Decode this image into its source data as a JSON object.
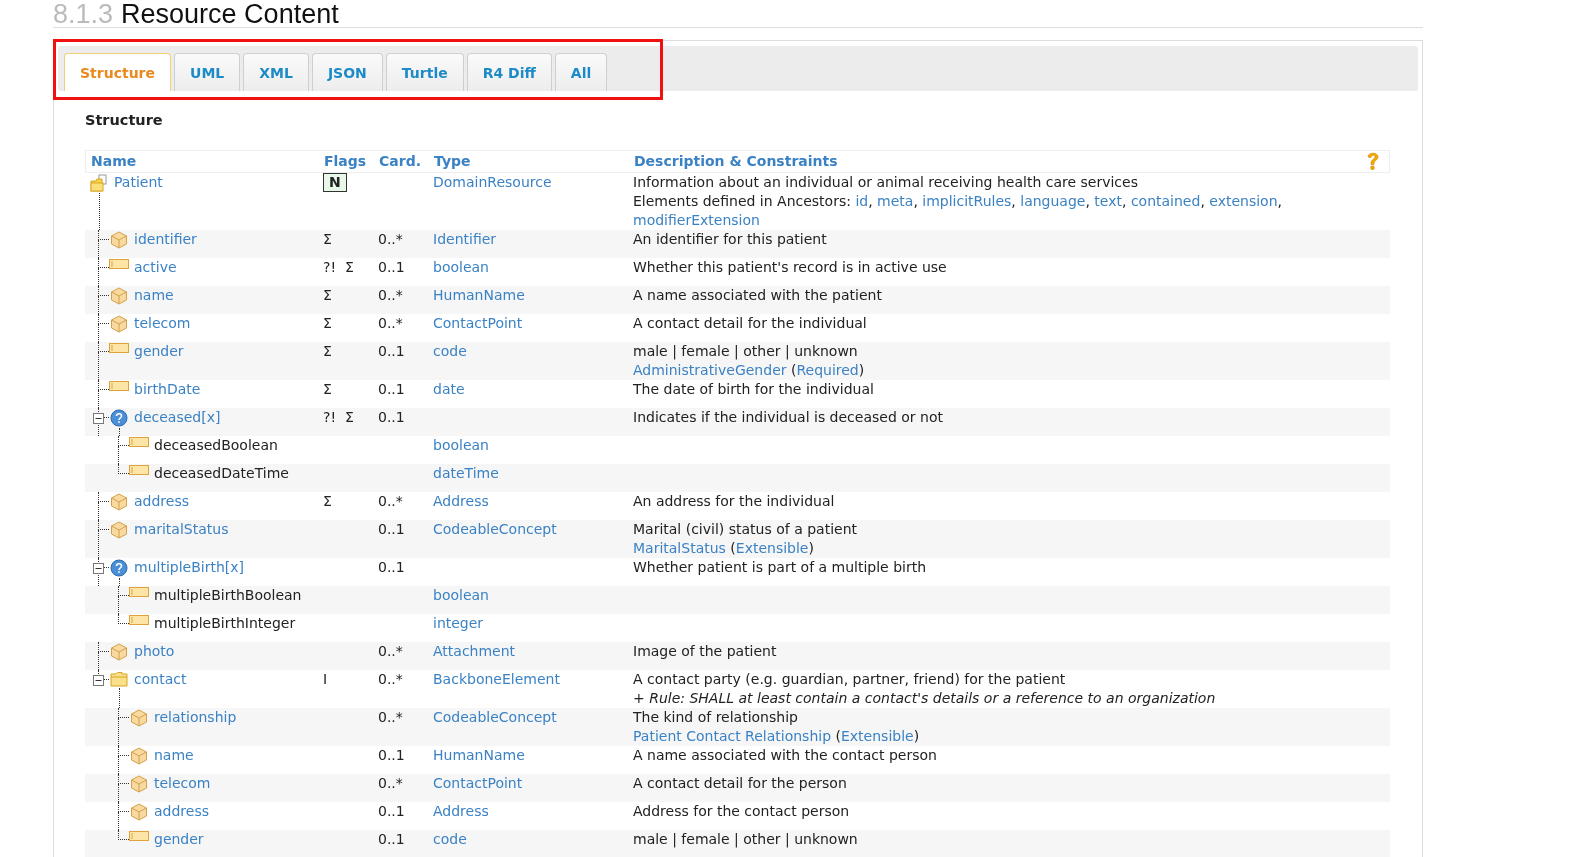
{
  "heading": {
    "number": "8.1.3",
    "title": "Resource Content"
  },
  "tabs": [
    {
      "label": "Structure",
      "selected": true
    },
    {
      "label": "UML",
      "selected": false
    },
    {
      "label": "XML",
      "selected": false
    },
    {
      "label": "JSON",
      "selected": false
    },
    {
      "label": "Turtle",
      "selected": false
    },
    {
      "label": "R4 Diff",
      "selected": false
    },
    {
      "label": "All",
      "selected": false
    }
  ],
  "section_title": "Structure",
  "table": {
    "columns": [
      "Name",
      "Flags",
      "Card.",
      "Type",
      "Description & Constraints"
    ],
    "rows": [
      {
        "name": "Patient",
        "kind": "resource",
        "linked": true,
        "flags": [
          {
            "text": "N",
            "boxed": true
          }
        ],
        "type": "DomainResource",
        "description": [
          [
            {
              "text": "Information about an individual or animal receiving health care services",
              "link": false
            }
          ],
          [
            {
              "text": "Elements defined in Ancestors: ",
              "link": false
            },
            {
              "text": "id",
              "link": true
            },
            {
              "text": ", ",
              "link": false
            },
            {
              "text": "meta",
              "link": true
            },
            {
              "text": ", ",
              "link": false
            },
            {
              "text": "implicitRules",
              "link": true
            },
            {
              "text": ", ",
              "link": false
            },
            {
              "text": "language",
              "link": true
            },
            {
              "text": ", ",
              "link": false
            },
            {
              "text": "text",
              "link": true
            },
            {
              "text": ", ",
              "link": false
            },
            {
              "text": "contained",
              "link": true
            },
            {
              "text": ", ",
              "link": false
            },
            {
              "text": "extension",
              "link": true
            },
            {
              "text": ",",
              "link": false
            }
          ],
          [
            {
              "text": "modifierExtension",
              "link": true
            }
          ]
        ],
        "children": [
          {
            "name": "identifier",
            "kind": "complex",
            "linked": true,
            "flags": [
              {
                "text": "Σ",
                "boxed": false
              }
            ],
            "card": "0..*",
            "type": "Identifier",
            "description": [
              [
                {
                  "text": "An identifier for this patient",
                  "link": false
                }
              ]
            ]
          },
          {
            "name": "active",
            "kind": "primitive",
            "linked": true,
            "flags": [
              {
                "text": "?!",
                "boxed": false
              },
              {
                "text": "Σ",
                "boxed": false
              }
            ],
            "card": "0..1",
            "type": "boolean",
            "description": [
              [
                {
                  "text": "Whether this patient's record is in active use",
                  "link": false
                }
              ]
            ]
          },
          {
            "name": "name",
            "kind": "complex",
            "linked": true,
            "flags": [
              {
                "text": "Σ",
                "boxed": false
              }
            ],
            "card": "0..*",
            "type": "HumanName",
            "description": [
              [
                {
                  "text": "A name associated with the patient",
                  "link": false
                }
              ]
            ]
          },
          {
            "name": "telecom",
            "kind": "complex",
            "linked": true,
            "flags": [
              {
                "text": "Σ",
                "boxed": false
              }
            ],
            "card": "0..*",
            "type": "ContactPoint",
            "description": [
              [
                {
                  "text": "A contact detail for the individual",
                  "link": false
                }
              ]
            ]
          },
          {
            "name": "gender",
            "kind": "primitive",
            "linked": true,
            "flags": [
              {
                "text": "Σ",
                "boxed": false
              }
            ],
            "card": "0..1",
            "type": "code",
            "description": [
              [
                {
                  "text": "male | female | other | unknown",
                  "link": false
                }
              ],
              [
                {
                  "text": "AdministrativeGender",
                  "link": true
                },
                {
                  "text": " (",
                  "link": false
                },
                {
                  "text": "Required",
                  "link": true
                },
                {
                  "text": ")",
                  "link": false
                }
              ]
            ]
          },
          {
            "name": "birthDate",
            "kind": "primitive",
            "linked": true,
            "flags": [
              {
                "text": "Σ",
                "boxed": false
              }
            ],
            "card": "0..1",
            "type": "date",
            "description": [
              [
                {
                  "text": "The date of birth for the individual",
                  "link": false
                }
              ]
            ]
          },
          {
            "name": "deceased[x]",
            "kind": "choice",
            "linked": true,
            "expanded": true,
            "flags": [
              {
                "text": "?!",
                "boxed": false
              },
              {
                "text": "Σ",
                "boxed": false
              }
            ],
            "card": "0..1",
            "description": [
              [
                {
                  "text": "Indicates if the individual is deceased or not",
                  "link": false
                }
              ]
            ],
            "children": [
              {
                "name": "deceasedBoolean",
                "kind": "primitive",
                "linked": false,
                "type": "boolean"
              },
              {
                "name": "deceasedDateTime",
                "kind": "primitive",
                "linked": false,
                "type": "dateTime"
              }
            ]
          },
          {
            "name": "address",
            "kind": "complex",
            "linked": true,
            "flags": [
              {
                "text": "Σ",
                "boxed": false
              }
            ],
            "card": "0..*",
            "type": "Address",
            "description": [
              [
                {
                  "text": "An address for the individual",
                  "link": false
                }
              ]
            ]
          },
          {
            "name": "maritalStatus",
            "kind": "complex",
            "linked": true,
            "card": "0..1",
            "type": "CodeableConcept",
            "description": [
              [
                {
                  "text": "Marital (civil) status of a patient",
                  "link": false
                }
              ],
              [
                {
                  "text": "MaritalStatus",
                  "link": true
                },
                {
                  "text": " (",
                  "link": false
                },
                {
                  "text": "Extensible",
                  "link": true
                },
                {
                  "text": ")",
                  "link": false
                }
              ]
            ]
          },
          {
            "name": "multipleBirth[x]",
            "kind": "choice",
            "linked": true,
            "expanded": true,
            "card": "0..1",
            "description": [
              [
                {
                  "text": "Whether patient is part of a multiple birth",
                  "link": false
                }
              ]
            ],
            "children": [
              {
                "name": "multipleBirthBoolean",
                "kind": "primitive",
                "linked": false,
                "type": "boolean"
              },
              {
                "name": "multipleBirthInteger",
                "kind": "primitive",
                "linked": false,
                "type": "integer"
              }
            ]
          },
          {
            "name": "photo",
            "kind": "complex",
            "linked": true,
            "card": "0..*",
            "type": "Attachment",
            "description": [
              [
                {
                  "text": "Image of the patient",
                  "link": false
                }
              ]
            ]
          },
          {
            "name": "contact",
            "kind": "backbone",
            "linked": true,
            "expanded": true,
            "flags": [
              {
                "text": "I",
                "boxed": false
              }
            ],
            "card": "0..*",
            "type": "BackboneElement",
            "description": [
              [
                {
                  "text": "A contact party (e.g. guardian, partner, friend) for the patient",
                  "link": false
                }
              ],
              [
                {
                  "text": "+ *Rule: SHALL at least contain a contact's details or a reference to an organization*",
                  "link": false
                }
              ]
            ],
            "children": [
              {
                "name": "relationship",
                "kind": "complex",
                "linked": true,
                "card": "0..*",
                "type": "CodeableConcept",
                "description": [
                  [
                    {
                      "text": "The kind of relationship",
                      "link": false
                    }
                  ],
                  [
                    {
                      "text": "Patient Contact Relationship",
                      "link": true
                    },
                    {
                      "text": " (",
                      "link": false
                    },
                    {
                      "text": "Extensible",
                      "link": true
                    },
                    {
                      "text": ")",
                      "link": false
                    }
                  ]
                ]
              },
              {
                "name": "name",
                "kind": "complex",
                "linked": true,
                "card": "0..1",
                "type": "HumanName",
                "description": [
                  [
                    {
                      "text": "A name associated with the contact person",
                      "link": false
                    }
                  ]
                ]
              },
              {
                "name": "telecom",
                "kind": "complex",
                "linked": true,
                "card": "0..*",
                "type": "ContactPoint",
                "description": [
                  [
                    {
                      "text": "A contact detail for the person",
                      "link": false
                    }
                  ]
                ]
              },
              {
                "name": "address",
                "kind": "complex",
                "linked": true,
                "card": "0..1",
                "type": "Address",
                "description": [
                  [
                    {
                      "text": "Address for the contact person",
                      "link": false
                    }
                  ]
                ]
              },
              {
                "name": "gender",
                "kind": "primitive",
                "linked": true,
                "card": "0..1",
                "type": "code",
                "description": [
                  [
                    {
                      "text": "male | female | other | unknown",
                      "link": false
                    }
                  ]
                ]
              }
            ]
          }
        ]
      }
    ]
  }
}
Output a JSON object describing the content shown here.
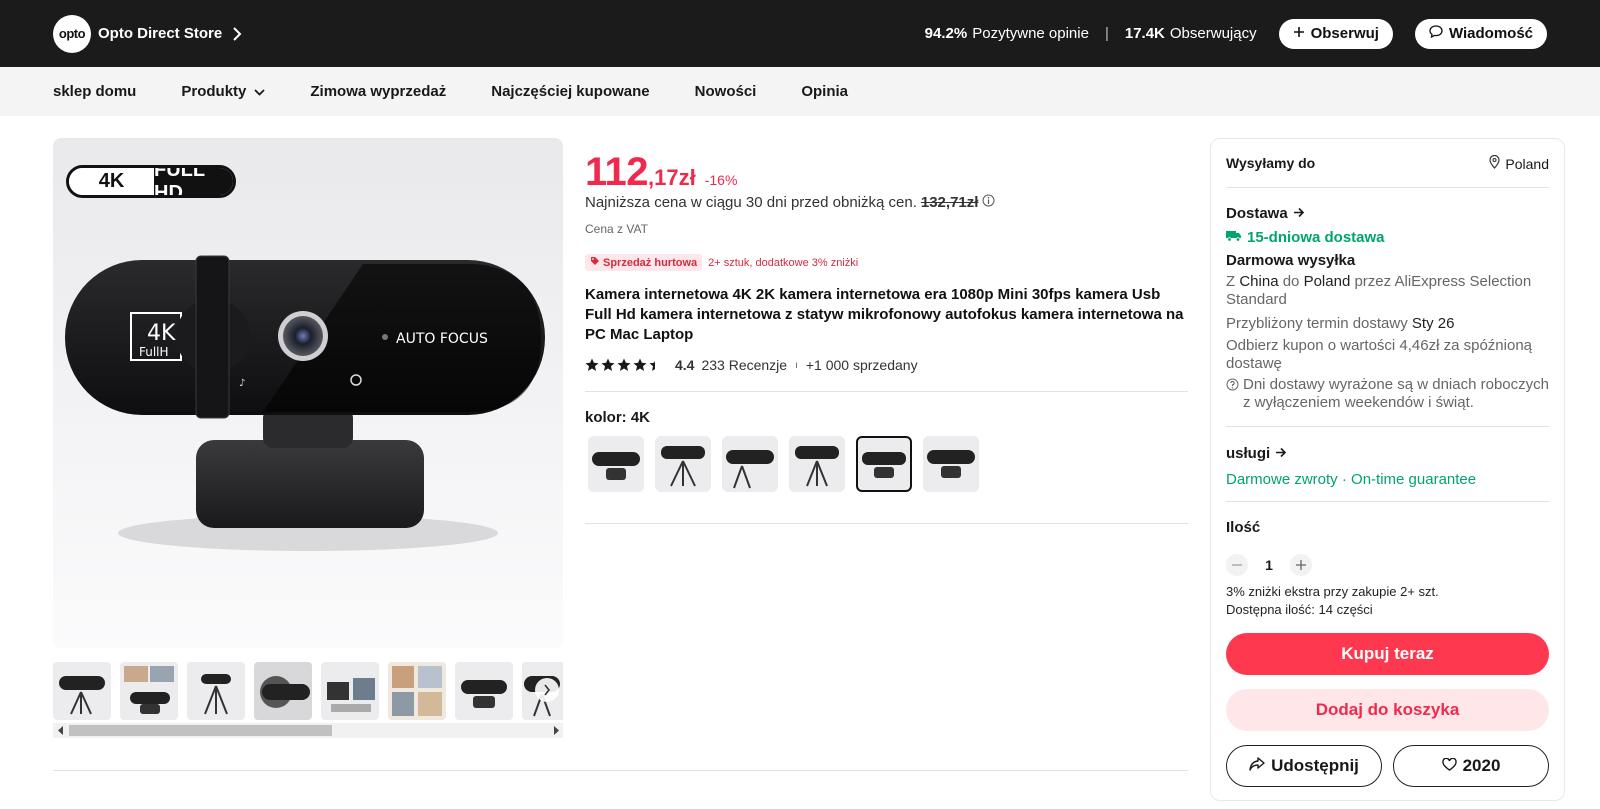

┄┄┄┄┄┄

Say, as a number only, how many lines of the data contain "other".

### RESULT FOR THIS EXERCISE
2